### Input for this task:
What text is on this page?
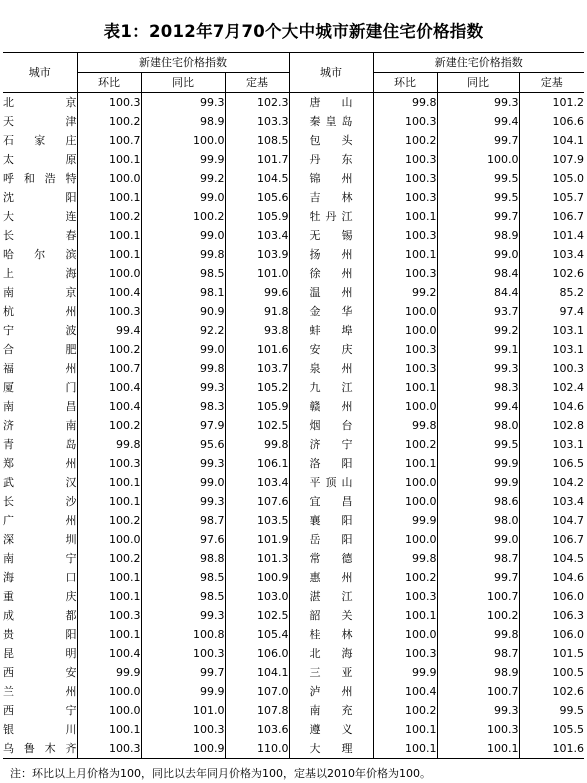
表1：2012年7月70个大中城市新建住宅价格指数
城市	新建住宅价格指数			城市	新建住宅价格指数		
	环比	同比	定基		环比	同比	定基
北京	100.3	99.3	102.3	唐山	99.8	99.3	101.2
天津	100.2	98.9	103.3	秦皇岛	100.3	99.4	106.6
石家庄	100.7	100.0	108.5	包头	100.2	99.7	104.1
太原	100.1	99.9	101.7	丹东	100.3	100.0	107.9
呼和浩特	100.0	99.2	104.5	锦州	100.3	99.5	105.0
沈阳	100.1	99.0	105.6	吉林	100.3	99.5	105.7
大连	100.2	100.2	105.9	牡丹江	100.1	99.7	106.7
长春	100.1	99.0	103.4	无锡	100.3	98.9	101.4
哈尔滨	100.1	99.8	103.9	扬州	100.1	99.0	103.4
上海	100.0	98.5	101.0	徐州	100.3	98.4	102.6
南京	100.4	98.1	99.6	温州	99.2	84.4	85.2
杭州	100.3	90.9	91.8	金华	100.0	93.7	97.4
宁波	99.4	92.2	93.8	蚌埠	100.0	99.2	103.1
合肥	100.2	99.0	101.6	安庆	100.3	99.1	103.1
福州	100.7	99.8	103.7	泉州	100.3	99.3	100.3
厦门	100.4	99.3	105.2	九江	100.1	98.3	102.4
南昌	100.4	98.3	105.9	赣州	100.0	99.4	104.6
济南	100.2	97.9	102.5	烟台	99.8	98.0	102.8
青岛	99.8	95.6	99.8	济宁	100.2	99.5	103.1
郑州	100.3	99.3	106.1	洛阳	100.1	99.9	106.5
武汉	100.1	99.0	103.4	平顶山	100.0	99.9	104.2
长沙	100.1	99.3	107.6	宜昌	100.0	98.6	103.4
广州	100.2	98.7	103.5	襄阳	99.9	98.0	104.7
深圳	100.0	97.6	101.9	岳阳	100.0	99.0	106.7
南宁	100.2	98.8	101.3	常德	99.8	98.7	104.5
海口	100.1	98.5	100.9	惠州	100.2	99.7	104.6
重庆	100.1	98.5	103.0	湛江	100.3	100.7	106.0
成都	100.3	99.3	102.5	韶关	100.1	100.2	106.3
贵阳	100.1	100.8	105.4	桂林	100.0	99.8	106.0
昆明	100.4	100.3	106.0	北海	100.3	98.7	101.5
西安	99.9	99.7	104.1	三亚	99.9	98.9	100.5
兰州	100.0	99.9	107.0	泸州	100.4	100.7	102.6
西宁	100.0	101.0	107.8	南充	100.2	99.3	99.5
银川	100.1	100.3	103.6	遵义	100.1	100.3	105.5
乌鲁木齐	100.3	100.9	110.0	大理	100.1	100.1	101.6
注：环比以上月价格为100，同比以去年同月价格为100，定基以2010年价格为100。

### What needs to be done:
Omit the pictures, then quote the rest of the material above exactly.

### Solution to this problem:
What text is on this page?
表1：2012年7月70个大中城市新建住宅价格指数
城市	新建住宅价格指数			城市	新建住宅价格指数		
	环比	同比	定基		环比	同比	定基
北京	100.3	99.3	102.3	唐山	99.8	99.3	101.2
天津	100.2	98.9	103.3	秦皇岛	100.3	99.4	106.6
石家庄	100.7	100.0	108.5	包头	100.2	99.7	104.1
太原	100.1	99.9	101.7	丹东	100.3	100.0	107.9
呼和浩特	100.0	99.2	104.5	锦州	100.3	99.5	105.0
沈阳	100.1	99.0	105.6	吉林	100.3	99.5	105.7
大连	100.2	100.2	105.9	牡丹江	100.1	99.7	106.7
长春	100.1	99.0	103.4	无锡	100.3	98.9	101.4
哈尔滨	100.1	99.8	103.9	扬州	100.1	99.0	103.4
上海	100.0	98.5	101.0	徐州	100.3	98.4	102.6
南京	100.4	98.1	99.6	温州	99.2	84.4	85.2
杭州	100.3	90.9	91.8	金华	100.0	93.7	97.4
宁波	99.4	92.2	93.8	蚌埠	100.0	99.2	103.1
合肥	100.2	99.0	101.6	安庆	100.3	99.1	103.1
福州	100.7	99.8	103.7	泉州	100.3	99.3	100.3
厦门	100.4	99.3	105.2	九江	100.1	98.3	102.4
南昌	100.4	98.3	105.9	赣州	100.0	99.4	104.6
济南	100.2	97.9	102.5	烟台	99.8	98.0	102.8
青岛	99.8	95.6	99.8	济宁	100.2	99.5	103.1
郑州	100.3	99.3	106.1	洛阳	100.1	99.9	106.5
武汉	100.1	99.0	103.4	平顶山	100.0	99.9	104.2
长沙	100.1	99.3	107.6	宜昌	100.0	98.6	103.4
广州	100.2	98.7	103.5	襄阳	99.9	98.0	104.7
深圳	100.0	97.6	101.9	岳阳	100.0	99.0	106.7
南宁	100.2	98.8	101.3	常德	99.8	98.7	104.5
海口	100.1	98.5	100.9	惠州	100.2	99.7	104.6
重庆	100.1	98.5	103.0	湛江	100.3	100.7	106.0
成都	100.3	99.3	102.5	韶关	100.1	100.2	106.3
贵阳	100.1	100.8	105.4	桂林	100.0	99.8	106.0
昆明	100.4	100.3	106.0	北海	100.3	98.7	101.5
西安	99.9	99.7	104.1	三亚	99.9	98.9	100.5
兰州	100.0	99.9	107.0	泸州	100.4	100.7	102.6
西宁	100.0	101.0	107.8	南充	100.2	99.3	99.5
银川	100.1	100.3	103.6	遵义	100.1	100.3	105.5
乌鲁木齐	100.3	100.9	110.0	大理	100.1	100.1	101.6
注：环比以上月价格为100，同比以去年同月价格为100，定基以2010年价格为100。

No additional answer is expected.